`unstable_check` gets passed value that's far from solution #2179

laikq commented 5 months ago

Describe the bug 🐞

Under very specific conditions, unstable_check gets passed values that are far from the actual solution, leading to an unwarranted abortion of the computation.

Expected behavior

unstable_check should only get passed values that later also appear in the solution of the differential equation.

Minimal Reproducible Example 👇

using OrdinaryDiffEq

struct ParabParams

function parab_rule(u, p, t)
    x = u
    α = p.α
    ε = p.ε
    x^2 - 2x*√α + ε*cos(π*t)

function parab_unstable_check(dt, u, p, t)
    α = p.α
    ε = p.ε
    # this condition is a crude approximation for “this system has tipped irrecoverably”
    cond = u > 3 + 3α + ε
    if cond
        @debug "Encountered condition @ " u dt t
    # ↓ replace by `cond` and the computation will abort prematurely

function doit(params)
    prob = ODEProblem(parab_rule, 0., (0., 500), params)
    sol = solve(prob, Tsit5();
        saveat=0.02, reltol=1e-4, abstol=1e-7, unstable_check=parab_unstable_check)
    @info "Maximum of solution is $(maximum(sol.u))"

doit(ParabParams(1, 3.374821173104435))  # this shows the erroneous behavior
# Output:
# Encountered condition @
# u 16.526948027196813
# dt 0.30287695167771833
# t 147.17216737552005
# Maximum of solution is 1.2421651640163502
doit(ParabParams(1, 3.37482118))  # this behaves as expected
# Output:
# Maximum of solution is 1.2421642587809048

Environment (please complete the following information):

Status `/tmp/jl_OyS6gD/Project.toml`
  [1dea7af3] OrdinaryDiffEq v6.74.1
  [44cfe95a] Pkg v1.10.0
Julia Version 1.10.2
Commit bd47eca2c8a (2024-03-01 10:14 UTC)
________________________________________
> [Tasks to complete]
- A) Which Julia version is listed in the environment section of the bug report about unstable_check?
- B) Extend the bug report about unstable_check, picking up after its final line.

Excerpt from a dataset:
________________________________________
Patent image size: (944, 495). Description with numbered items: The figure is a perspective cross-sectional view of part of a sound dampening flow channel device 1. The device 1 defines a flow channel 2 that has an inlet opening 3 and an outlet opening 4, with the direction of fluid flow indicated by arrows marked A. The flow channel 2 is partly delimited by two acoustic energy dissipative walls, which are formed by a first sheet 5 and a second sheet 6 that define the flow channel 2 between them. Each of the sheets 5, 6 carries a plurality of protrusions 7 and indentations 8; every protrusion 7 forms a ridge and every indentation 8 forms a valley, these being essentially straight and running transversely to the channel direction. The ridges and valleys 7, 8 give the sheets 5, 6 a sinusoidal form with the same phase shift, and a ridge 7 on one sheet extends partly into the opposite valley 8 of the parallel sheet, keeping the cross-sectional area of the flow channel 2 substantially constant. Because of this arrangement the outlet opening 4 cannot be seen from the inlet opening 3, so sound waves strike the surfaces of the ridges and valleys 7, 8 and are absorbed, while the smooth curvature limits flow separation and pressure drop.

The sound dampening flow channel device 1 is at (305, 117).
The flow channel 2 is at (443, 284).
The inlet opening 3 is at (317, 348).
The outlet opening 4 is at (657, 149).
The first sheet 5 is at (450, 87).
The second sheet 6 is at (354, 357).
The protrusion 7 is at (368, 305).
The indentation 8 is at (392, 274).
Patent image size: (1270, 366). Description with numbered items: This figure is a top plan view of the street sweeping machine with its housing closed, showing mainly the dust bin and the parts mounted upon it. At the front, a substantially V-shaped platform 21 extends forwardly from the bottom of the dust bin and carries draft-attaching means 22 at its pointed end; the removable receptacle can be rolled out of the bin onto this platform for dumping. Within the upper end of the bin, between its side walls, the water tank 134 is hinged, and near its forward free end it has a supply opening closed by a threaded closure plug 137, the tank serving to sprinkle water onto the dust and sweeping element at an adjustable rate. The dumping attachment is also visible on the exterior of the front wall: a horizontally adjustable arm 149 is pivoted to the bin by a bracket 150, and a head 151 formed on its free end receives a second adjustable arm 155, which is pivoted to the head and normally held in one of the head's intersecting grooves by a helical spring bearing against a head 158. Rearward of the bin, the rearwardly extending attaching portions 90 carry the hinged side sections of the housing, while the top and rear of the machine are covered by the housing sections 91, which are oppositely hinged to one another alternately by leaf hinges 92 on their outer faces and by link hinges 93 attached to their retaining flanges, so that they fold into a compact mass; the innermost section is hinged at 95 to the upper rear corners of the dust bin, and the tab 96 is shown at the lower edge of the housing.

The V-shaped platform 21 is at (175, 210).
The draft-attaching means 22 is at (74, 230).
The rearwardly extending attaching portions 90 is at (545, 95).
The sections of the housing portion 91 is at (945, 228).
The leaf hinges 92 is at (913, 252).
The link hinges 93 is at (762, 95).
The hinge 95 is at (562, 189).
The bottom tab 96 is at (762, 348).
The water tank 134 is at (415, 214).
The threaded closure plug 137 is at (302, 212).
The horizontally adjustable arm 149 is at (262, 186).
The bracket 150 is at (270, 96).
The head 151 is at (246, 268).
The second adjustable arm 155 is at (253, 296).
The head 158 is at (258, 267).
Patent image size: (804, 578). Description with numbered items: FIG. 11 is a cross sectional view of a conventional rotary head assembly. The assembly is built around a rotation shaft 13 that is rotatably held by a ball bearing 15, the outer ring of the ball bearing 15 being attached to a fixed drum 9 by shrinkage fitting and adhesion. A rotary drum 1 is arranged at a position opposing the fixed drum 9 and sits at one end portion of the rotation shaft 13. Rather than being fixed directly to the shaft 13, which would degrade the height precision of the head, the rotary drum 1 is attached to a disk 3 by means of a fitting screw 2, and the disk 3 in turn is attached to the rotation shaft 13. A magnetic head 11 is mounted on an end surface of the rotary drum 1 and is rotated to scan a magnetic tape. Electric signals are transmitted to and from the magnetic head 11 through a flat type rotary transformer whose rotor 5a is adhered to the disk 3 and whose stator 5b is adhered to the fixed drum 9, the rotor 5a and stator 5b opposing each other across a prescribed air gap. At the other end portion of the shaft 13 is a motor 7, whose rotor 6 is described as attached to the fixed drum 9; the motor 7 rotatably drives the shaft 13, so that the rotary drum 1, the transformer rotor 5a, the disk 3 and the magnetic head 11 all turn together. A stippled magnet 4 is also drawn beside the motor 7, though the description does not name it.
________________________________________
> [Results in order]
- A) Julia Version 1.10.2

- B)
Build Info:
  Official release
Platform Info:
  OS: Linux (x86_64-linux-gnu)
  CPU: 4 × Intel(R) Core(TM) i7-3520M CPU @ 2.90GHz
  LIBM: libopenlibm
  LLVM: libLLVM-15.0.7 (ORCJIT, ivybridge)
Threads: 4 default, 0 interactive, 2 GC (on 4 virtual cores)
  LD_LIBRARY_PATH = /etc/sane-libs

Julia binary taken from Nixpkgs repository.

Additional context

Unfortunately I don't really have a clue as to why this happens. But I know that mathematically, it makes no sense that x(t) > 16 for a small time for these parameters. For ε ≤ 4.5, the solution is stable and should not cause parab_unstable_check to fire.

Analytical background:

oscardssmith commented 5 months ago

This doesn't reproduce for me. I think the fact that you are on an ivy bridge cpu might have something to do with it though (ivy bridge is the last of the chips without fused multiply add instructions).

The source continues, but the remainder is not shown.